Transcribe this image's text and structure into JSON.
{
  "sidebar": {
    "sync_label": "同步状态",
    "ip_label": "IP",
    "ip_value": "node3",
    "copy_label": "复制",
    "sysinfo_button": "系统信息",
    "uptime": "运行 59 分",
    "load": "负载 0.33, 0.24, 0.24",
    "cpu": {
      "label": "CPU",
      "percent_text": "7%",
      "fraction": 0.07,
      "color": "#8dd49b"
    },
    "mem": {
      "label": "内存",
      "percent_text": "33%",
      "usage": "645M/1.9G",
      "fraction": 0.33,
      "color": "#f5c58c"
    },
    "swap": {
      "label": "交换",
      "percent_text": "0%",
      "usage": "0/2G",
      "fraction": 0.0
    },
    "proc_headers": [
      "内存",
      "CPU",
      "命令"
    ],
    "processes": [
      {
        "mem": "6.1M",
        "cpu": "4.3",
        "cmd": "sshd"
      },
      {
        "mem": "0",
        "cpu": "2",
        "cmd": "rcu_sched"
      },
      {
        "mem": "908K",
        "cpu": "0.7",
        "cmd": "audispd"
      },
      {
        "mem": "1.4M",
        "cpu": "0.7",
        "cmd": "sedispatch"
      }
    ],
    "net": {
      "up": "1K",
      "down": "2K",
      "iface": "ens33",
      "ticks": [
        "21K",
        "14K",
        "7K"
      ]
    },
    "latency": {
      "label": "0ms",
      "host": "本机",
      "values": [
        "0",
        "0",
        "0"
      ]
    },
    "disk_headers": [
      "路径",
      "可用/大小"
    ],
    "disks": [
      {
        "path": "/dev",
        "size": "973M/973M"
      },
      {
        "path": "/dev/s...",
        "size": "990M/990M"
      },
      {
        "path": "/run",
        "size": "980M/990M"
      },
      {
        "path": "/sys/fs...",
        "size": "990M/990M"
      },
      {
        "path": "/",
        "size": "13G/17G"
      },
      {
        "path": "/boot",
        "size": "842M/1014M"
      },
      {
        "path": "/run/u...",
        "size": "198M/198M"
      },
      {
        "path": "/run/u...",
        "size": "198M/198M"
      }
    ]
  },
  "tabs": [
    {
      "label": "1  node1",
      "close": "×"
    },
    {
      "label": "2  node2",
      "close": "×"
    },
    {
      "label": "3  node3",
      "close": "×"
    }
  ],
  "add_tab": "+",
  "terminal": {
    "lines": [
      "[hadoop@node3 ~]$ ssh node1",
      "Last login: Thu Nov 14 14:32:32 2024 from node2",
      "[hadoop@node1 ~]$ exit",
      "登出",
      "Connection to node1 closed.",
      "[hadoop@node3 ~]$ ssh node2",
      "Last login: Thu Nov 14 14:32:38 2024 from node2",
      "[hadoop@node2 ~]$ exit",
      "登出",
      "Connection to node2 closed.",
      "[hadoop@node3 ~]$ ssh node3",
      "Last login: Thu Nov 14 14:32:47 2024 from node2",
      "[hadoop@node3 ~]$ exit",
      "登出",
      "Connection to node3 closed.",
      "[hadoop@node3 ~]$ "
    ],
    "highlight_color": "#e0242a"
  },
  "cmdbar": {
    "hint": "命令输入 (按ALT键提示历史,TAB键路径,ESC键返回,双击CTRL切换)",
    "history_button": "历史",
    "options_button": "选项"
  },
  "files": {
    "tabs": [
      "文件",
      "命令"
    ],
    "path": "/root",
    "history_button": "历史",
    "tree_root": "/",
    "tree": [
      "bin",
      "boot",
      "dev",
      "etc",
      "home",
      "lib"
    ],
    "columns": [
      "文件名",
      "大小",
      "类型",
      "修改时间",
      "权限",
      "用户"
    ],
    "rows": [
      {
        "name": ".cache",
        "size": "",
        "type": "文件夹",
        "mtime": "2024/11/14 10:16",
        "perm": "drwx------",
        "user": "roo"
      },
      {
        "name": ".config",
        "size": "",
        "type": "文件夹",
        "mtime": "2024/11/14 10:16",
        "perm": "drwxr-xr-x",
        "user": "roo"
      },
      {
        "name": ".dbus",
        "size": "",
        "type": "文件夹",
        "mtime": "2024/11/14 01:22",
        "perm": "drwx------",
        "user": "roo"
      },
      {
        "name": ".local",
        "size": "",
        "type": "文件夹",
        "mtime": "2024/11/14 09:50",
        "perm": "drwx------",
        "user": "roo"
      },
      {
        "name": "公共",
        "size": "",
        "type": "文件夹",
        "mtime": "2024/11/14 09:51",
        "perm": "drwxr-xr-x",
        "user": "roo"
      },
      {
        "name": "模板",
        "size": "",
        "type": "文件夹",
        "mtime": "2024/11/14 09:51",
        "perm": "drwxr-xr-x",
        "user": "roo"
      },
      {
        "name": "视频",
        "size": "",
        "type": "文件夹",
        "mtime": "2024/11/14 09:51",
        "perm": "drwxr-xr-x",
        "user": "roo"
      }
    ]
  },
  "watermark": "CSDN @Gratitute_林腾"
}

◆ ◆ ◆ ◆

_Exercise task_
Pull out every line holding "Last" from the records above, and copy it.

_Response for this exercise_
      "Last login: Thu Nov 14 14:32:32 2024 from node2",
      "Last login: Thu Nov 14 14:32:38 2024 from node2",
      "Last login: Thu Nov 14 14:32:47 2024 from node2",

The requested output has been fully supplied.